§ What you will do
Give only the number of lines in the records below that contain the word "Close".

## begin Records

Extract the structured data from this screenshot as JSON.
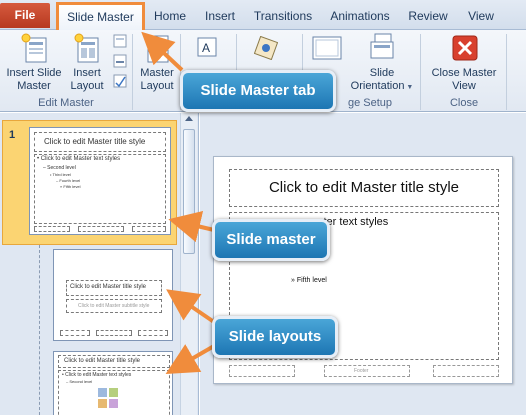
{
  "tabs": {
    "file": "File",
    "slide_master": "Slide Master",
    "home": "Home",
    "insert": "Insert",
    "transitions": "Transitions",
    "animations": "Animations",
    "review": "Review",
    "view": "View"
  },
  "ribbon": {
    "insert_slide_master": "Insert Slide Master",
    "insert_layout": "Insert Layout",
    "master_layout": "Master Layout",
    "slide_orientation": "Slide Orientation",
    "close_master_view": "Close Master View",
    "group_edit_master": "Edit Master",
    "group_page_setup": "ge Setup",
    "group_close": "Close"
  },
  "thumbnails": {
    "slide_number": "1",
    "master_title": "Click to edit Master title style",
    "master_text": "• Click to edit Master text styles",
    "second_level": "– Second level",
    "third_level": "• Third level",
    "fourth_level": "– Fourth level",
    "fifth_level": "» Fifth level",
    "layout_title": "Click to edit Master title style",
    "layout_subtitle": "Click to edit Master subtitle style",
    "layout3_title": "Click to edit Master title style",
    "layout3_text": "• Click to edit Master text styles",
    "layout3_second": "– Second level"
  },
  "main_slide": {
    "title": "Click to edit Master title style",
    "text_partial": "ster text styles",
    "fifth_level": "» Fifth level",
    "footer": "Footer"
  },
  "callouts": {
    "slide_master_tab": "Slide Master tab",
    "slide_master": "Slide master",
    "slide_layouts": "Slide layouts"
  },
  "colors": {
    "accent_orange": "#f08c3c",
    "callout_blue": "#2a86c4",
    "file_tab": "#c4452b",
    "selected_thumb": "#fbd472"
  }
}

## end Records

§ Answer to the problem
2